> Task directions: Exactly reproduce all the records, keeping pictures out of the copy.

== Records to use

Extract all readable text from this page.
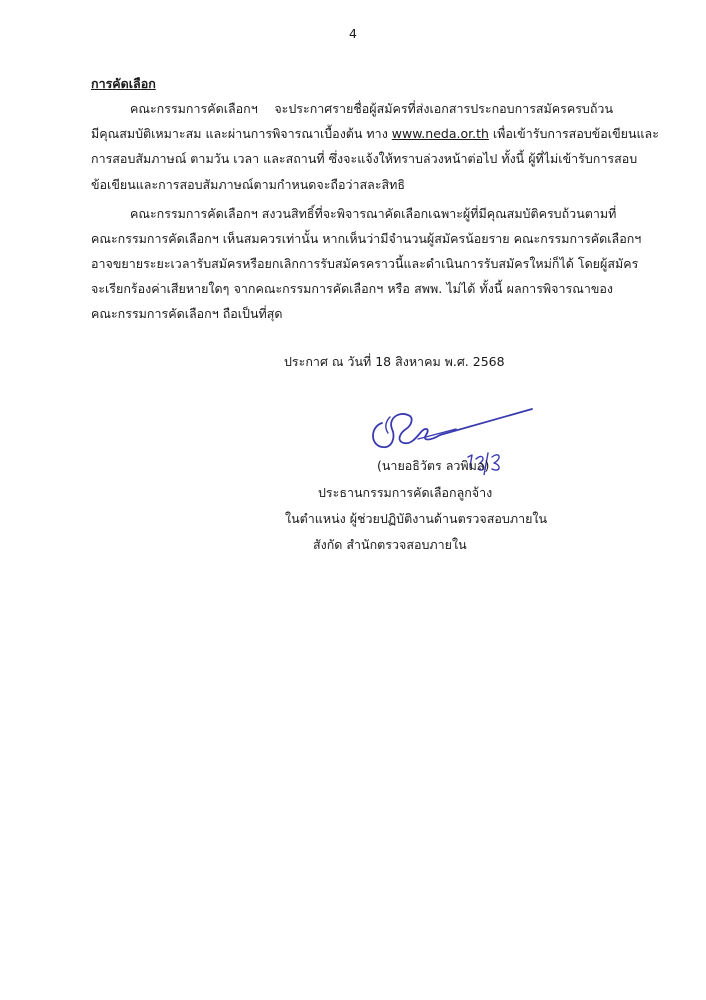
4
การคัดเลือก
คณะกรรมการคัดเลือกฯ จะประกาศรายชื่อผู้สมัครที่ส่งเอกสารประกอบการสมัครครบถ้วน
มีคุณสมบัติเหมาะสม และผ่านการพิจารณาเบื้องต้น ทาง www.neda.or.th เพื่อเข้ารับการสอบข้อเขียนและ
การสอบสัมภาษณ์ ตามวัน เวลา และสถานที่ ซึ่งจะแจ้งให้ทราบล่วงหน้าต่อไป ทั้งนี้ ผู้ที่ไม่เข้ารับการสอบ
ข้อเขียนและการสอบสัมภาษณ์ตามกำหนดจะถือว่าสละสิทธิ
คณะกรรมการคัดเลือกฯ สงวนสิทธิ์ที่จะพิจารณาคัดเลือกเฉพาะผู้ที่มีคุณสมบัติครบถ้วนตามที่
คณะกรรมการคัดเลือกฯ เห็นสมควรเท่านั้น หากเห็นว่ามีจำนวนผู้สมัครน้อยราย คณะกรรมการคัดเลือกฯ
อาจขยายระยะเวลารับสมัครหรือยกเลิกการรับสมัครคราวนี้และดำเนินการรับสมัครใหม่ก็ได้ โดยผู้สมัคร
จะเรียกร้องค่าเสียหายใดๆ จากคณะกรรมการคัดเลือกฯ หรือ สพพ. ไม่ได้ ทั้งนี้ ผลการพิจารณาของ
คณะกรรมการคัดเลือกฯ ถือเป็นที่สุด
ประกาศ ณ วันที่ 18 สิงหาคม พ.ศ. 2568
(นายอธิวัตร ลวพิมล)
ประธานกรรมการคัดเลือกลูกจ้าง
ในตำแหน่ง ผู้ช่วยปฏิบัติงานด้านตรวจสอบภายใน
สังกัด สำนักตรวจสอบภายใน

====

> Output of the task:
Extract all readable text from this page.
4
การคัดเลือก
คณะกรรมการคัดเลือกฯ จะประกาศรายชื่อผู้สมัครที่ส่งเอกสารประกอบการสมัครครบถ้วน
มีคุณสมบัติเหมาะสม และผ่านการพิจารณาเบื้องต้น ทาง www.neda.or.th เพื่อเข้ารับการสอบข้อเขียนและ
การสอบสัมภาษณ์ ตามวัน เวลา และสถานที่ ซึ่งจะแจ้งให้ทราบล่วงหน้าต่อไป ทั้งนี้ ผู้ที่ไม่เข้ารับการสอบ
ข้อเขียนและการสอบสัมภาษณ์ตามกำหนดจะถือว่าสละสิทธิ
คณะกรรมการคัดเลือกฯ สงวนสิทธิ์ที่จะพิจารณาคัดเลือกเฉพาะผู้ที่มีคุณสมบัติครบถ้วนตามที่
คณะกรรมการคัดเลือกฯ เห็นสมควรเท่านั้น หากเห็นว่ามีจำนวนผู้สมัครน้อยราย คณะกรรมการคัดเลือกฯ
อาจขยายระยะเวลารับสมัครหรือยกเลิกการรับสมัครคราวนี้และดำเนินการรับสมัครใหม่ก็ได้ โดยผู้สมัคร
จะเรียกร้องค่าเสียหายใดๆ จากคณะกรรมการคัดเลือกฯ หรือ สพพ. ไม่ได้ ทั้งนี้ ผลการพิจารณาของ
คณะกรรมการคัดเลือกฯ ถือเป็นที่สุด
ประกาศ ณ วันที่ 18 สิงหาคม พ.ศ. 2568
(นายอธิวัตร ลวพิมล)
ประธานกรรมการคัดเลือกลูกจ้าง
ในตำแหน่ง ผู้ช่วยปฏิบัติงานด้านตรวจสอบภายใน
สังกัด สำนักตรวจสอบภายใน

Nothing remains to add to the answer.